Arrange everything from the start of the items down to the line containing "device-category[interactable]: › Хост-контроллеры", both ends included, as a Markdown table with the columns "No." and "Line". Number each row and leave out blank lines.

_Provided data:_
__________________________________________________

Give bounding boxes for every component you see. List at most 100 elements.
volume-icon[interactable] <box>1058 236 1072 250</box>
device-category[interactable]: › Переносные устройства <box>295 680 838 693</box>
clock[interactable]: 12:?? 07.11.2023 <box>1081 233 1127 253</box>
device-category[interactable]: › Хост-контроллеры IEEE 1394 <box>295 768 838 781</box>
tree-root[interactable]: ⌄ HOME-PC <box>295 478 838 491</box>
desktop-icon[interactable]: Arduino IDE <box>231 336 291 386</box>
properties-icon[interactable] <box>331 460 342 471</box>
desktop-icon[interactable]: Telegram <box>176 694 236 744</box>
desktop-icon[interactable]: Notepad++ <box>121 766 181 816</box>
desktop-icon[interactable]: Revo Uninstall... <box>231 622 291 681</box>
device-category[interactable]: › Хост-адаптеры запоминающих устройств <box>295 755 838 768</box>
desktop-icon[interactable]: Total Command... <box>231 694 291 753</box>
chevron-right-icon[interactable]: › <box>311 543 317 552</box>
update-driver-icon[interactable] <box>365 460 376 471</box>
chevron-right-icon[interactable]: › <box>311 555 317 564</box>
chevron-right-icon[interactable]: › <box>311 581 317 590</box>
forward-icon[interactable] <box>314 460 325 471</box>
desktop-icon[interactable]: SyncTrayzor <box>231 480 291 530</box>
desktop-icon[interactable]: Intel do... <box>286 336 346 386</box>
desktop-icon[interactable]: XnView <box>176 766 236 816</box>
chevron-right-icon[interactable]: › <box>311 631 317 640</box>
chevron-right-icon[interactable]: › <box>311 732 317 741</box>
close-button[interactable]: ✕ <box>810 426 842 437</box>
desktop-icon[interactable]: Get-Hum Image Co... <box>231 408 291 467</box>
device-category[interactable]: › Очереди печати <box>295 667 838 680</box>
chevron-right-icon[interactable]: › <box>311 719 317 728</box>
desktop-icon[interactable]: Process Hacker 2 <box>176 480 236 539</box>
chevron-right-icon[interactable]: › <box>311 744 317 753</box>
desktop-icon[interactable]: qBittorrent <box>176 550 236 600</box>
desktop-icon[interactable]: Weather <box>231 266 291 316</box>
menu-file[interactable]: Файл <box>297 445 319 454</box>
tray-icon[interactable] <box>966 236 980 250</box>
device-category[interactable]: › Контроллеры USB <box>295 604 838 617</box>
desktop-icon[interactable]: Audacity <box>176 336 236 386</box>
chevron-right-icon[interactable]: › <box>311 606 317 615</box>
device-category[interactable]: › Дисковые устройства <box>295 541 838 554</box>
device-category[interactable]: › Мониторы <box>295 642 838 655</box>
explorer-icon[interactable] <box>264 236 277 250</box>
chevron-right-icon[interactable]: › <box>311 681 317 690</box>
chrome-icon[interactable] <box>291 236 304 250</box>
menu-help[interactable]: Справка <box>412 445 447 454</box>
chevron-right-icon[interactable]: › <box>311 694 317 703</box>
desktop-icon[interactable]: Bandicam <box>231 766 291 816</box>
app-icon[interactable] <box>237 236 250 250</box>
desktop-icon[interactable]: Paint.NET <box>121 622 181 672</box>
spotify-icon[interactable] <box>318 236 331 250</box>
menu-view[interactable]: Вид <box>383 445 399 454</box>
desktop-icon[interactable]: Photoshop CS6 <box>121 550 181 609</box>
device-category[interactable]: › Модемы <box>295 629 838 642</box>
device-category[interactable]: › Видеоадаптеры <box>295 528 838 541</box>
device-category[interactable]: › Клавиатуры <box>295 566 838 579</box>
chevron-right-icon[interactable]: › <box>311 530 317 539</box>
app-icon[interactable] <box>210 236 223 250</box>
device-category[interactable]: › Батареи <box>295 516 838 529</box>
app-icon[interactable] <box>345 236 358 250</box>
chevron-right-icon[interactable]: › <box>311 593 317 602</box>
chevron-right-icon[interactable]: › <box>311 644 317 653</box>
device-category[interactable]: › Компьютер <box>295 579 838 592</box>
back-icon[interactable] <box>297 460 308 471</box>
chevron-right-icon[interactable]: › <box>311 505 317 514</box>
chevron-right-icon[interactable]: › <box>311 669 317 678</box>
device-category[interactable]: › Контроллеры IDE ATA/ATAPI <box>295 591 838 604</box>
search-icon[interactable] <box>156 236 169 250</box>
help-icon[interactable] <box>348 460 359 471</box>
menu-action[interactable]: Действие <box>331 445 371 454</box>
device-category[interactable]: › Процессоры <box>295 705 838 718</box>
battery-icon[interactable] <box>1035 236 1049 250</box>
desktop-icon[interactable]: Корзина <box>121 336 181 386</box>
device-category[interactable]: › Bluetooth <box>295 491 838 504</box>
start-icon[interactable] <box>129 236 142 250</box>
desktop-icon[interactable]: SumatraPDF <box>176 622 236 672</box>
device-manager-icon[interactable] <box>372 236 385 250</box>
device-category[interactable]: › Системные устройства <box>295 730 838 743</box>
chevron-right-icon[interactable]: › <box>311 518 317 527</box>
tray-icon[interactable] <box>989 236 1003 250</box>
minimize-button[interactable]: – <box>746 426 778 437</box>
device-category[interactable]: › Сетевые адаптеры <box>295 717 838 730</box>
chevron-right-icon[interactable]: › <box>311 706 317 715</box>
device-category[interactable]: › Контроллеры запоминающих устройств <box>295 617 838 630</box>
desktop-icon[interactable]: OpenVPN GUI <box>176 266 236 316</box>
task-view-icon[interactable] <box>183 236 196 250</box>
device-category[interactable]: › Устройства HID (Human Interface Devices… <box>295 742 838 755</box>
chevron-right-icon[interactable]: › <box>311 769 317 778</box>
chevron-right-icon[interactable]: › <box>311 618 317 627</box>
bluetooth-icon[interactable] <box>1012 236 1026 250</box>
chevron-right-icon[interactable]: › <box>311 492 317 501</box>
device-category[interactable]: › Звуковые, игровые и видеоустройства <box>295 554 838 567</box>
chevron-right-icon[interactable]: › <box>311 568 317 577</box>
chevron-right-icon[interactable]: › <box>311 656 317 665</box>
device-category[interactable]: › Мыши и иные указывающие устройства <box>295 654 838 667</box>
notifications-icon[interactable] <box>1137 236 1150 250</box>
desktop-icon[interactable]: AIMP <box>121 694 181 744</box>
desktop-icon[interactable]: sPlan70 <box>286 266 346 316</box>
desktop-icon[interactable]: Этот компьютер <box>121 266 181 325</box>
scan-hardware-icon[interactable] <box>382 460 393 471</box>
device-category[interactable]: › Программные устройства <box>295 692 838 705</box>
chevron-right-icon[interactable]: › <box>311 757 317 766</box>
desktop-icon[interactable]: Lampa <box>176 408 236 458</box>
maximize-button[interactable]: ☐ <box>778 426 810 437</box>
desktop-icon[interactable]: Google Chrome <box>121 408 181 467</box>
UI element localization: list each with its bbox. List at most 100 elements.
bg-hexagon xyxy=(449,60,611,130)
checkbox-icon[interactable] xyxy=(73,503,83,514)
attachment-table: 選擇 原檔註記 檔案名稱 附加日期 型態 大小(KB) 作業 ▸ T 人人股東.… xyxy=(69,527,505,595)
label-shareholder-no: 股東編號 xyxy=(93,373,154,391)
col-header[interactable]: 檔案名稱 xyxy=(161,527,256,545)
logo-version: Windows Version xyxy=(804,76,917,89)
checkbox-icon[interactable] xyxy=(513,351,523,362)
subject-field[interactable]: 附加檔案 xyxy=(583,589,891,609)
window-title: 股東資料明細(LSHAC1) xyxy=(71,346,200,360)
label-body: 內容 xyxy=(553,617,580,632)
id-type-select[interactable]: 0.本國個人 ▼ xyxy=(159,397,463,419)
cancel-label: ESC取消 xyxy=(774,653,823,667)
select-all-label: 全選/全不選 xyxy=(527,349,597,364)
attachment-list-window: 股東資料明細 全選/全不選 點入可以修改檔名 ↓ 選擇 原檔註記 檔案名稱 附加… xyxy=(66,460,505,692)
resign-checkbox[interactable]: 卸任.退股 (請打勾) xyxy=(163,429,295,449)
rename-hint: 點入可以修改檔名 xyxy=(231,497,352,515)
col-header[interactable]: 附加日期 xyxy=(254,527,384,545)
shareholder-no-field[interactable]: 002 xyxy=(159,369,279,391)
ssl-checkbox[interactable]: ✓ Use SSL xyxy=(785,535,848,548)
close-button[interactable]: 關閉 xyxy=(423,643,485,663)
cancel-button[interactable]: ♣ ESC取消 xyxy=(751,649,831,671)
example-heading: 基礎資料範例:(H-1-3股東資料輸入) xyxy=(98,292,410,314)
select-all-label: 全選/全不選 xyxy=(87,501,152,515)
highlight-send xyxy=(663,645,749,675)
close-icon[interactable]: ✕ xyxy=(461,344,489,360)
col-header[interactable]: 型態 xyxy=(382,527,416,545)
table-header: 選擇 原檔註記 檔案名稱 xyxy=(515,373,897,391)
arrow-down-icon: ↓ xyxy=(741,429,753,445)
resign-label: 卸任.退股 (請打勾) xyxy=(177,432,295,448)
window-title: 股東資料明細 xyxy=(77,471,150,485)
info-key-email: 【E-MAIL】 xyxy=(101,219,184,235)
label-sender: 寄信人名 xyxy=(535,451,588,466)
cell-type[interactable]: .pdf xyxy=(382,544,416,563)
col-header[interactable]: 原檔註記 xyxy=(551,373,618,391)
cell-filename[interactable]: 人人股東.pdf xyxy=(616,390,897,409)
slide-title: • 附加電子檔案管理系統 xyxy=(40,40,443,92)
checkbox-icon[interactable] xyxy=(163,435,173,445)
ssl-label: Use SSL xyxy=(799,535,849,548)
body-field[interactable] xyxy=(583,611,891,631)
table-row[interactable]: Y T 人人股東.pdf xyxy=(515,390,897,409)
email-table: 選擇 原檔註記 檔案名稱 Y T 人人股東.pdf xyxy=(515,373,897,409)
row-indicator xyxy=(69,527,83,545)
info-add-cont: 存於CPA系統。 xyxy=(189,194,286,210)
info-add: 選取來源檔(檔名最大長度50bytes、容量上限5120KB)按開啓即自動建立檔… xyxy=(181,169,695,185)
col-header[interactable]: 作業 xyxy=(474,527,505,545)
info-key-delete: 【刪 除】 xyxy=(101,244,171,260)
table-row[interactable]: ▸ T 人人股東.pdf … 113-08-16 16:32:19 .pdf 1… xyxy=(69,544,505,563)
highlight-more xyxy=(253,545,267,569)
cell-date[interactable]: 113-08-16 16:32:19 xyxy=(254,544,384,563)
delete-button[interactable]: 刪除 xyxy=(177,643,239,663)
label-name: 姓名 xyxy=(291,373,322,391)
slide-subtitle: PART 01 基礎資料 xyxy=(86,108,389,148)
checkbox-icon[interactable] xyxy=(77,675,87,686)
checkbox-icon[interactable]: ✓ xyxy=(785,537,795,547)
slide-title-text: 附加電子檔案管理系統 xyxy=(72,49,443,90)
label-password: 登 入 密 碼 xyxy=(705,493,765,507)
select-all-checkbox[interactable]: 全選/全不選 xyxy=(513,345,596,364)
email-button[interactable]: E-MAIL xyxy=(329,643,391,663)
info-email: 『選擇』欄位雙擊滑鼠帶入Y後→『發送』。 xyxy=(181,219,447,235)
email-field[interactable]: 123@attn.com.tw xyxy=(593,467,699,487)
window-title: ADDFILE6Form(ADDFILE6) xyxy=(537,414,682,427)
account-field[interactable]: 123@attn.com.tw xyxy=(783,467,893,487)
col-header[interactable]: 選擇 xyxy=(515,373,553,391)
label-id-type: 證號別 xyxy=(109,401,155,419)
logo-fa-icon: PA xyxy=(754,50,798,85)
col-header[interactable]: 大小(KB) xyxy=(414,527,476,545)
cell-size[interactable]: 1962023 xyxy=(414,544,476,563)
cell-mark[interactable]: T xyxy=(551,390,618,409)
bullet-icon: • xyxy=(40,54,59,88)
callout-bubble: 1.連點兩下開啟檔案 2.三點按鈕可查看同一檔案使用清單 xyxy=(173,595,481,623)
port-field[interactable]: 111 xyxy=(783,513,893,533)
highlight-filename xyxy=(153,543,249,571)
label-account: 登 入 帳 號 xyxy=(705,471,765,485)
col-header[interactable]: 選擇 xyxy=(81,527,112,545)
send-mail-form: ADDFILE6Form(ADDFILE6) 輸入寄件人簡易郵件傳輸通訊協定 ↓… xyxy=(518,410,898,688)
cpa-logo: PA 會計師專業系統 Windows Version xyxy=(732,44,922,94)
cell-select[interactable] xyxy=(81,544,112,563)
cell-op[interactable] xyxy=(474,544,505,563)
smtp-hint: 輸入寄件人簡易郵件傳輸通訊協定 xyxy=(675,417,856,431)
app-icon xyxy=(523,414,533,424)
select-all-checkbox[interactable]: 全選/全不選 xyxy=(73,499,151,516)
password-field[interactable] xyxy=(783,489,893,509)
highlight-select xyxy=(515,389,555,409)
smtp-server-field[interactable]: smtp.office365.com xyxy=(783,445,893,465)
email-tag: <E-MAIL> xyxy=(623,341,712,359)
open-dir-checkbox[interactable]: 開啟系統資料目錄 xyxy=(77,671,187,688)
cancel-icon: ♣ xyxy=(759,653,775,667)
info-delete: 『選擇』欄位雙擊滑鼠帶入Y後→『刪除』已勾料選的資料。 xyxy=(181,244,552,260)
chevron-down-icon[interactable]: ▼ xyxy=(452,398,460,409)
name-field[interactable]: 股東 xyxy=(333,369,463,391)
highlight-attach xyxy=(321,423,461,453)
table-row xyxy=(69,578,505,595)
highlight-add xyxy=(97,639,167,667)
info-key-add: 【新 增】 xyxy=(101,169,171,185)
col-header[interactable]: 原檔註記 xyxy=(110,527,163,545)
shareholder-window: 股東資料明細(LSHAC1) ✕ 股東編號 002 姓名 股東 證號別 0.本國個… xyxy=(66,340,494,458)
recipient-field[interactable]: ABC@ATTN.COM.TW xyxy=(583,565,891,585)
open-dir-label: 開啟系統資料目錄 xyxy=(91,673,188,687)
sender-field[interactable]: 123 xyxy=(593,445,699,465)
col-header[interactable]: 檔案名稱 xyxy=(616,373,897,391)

__________________________________________________

_Solution for this exercise:_
| No. | Line |
|---|---|
| 1 | Give bounding boxes for every component you see. List at most 100 elements. |
| 2 | volume-icon[interactable] <box>1058 236 1072 250</box> |
| 3 | device-category[interactable]: › Переносные устройства <box>295 680 838 693</box> |
| 4 | clock[interactable]: 12:?? 07.11.2023 <box>1081 233 1127 253</box> |
| 5 | device-category[interactable]: › Хост-контроллеры IEEE 1394 <box>295 768 838 781</box> |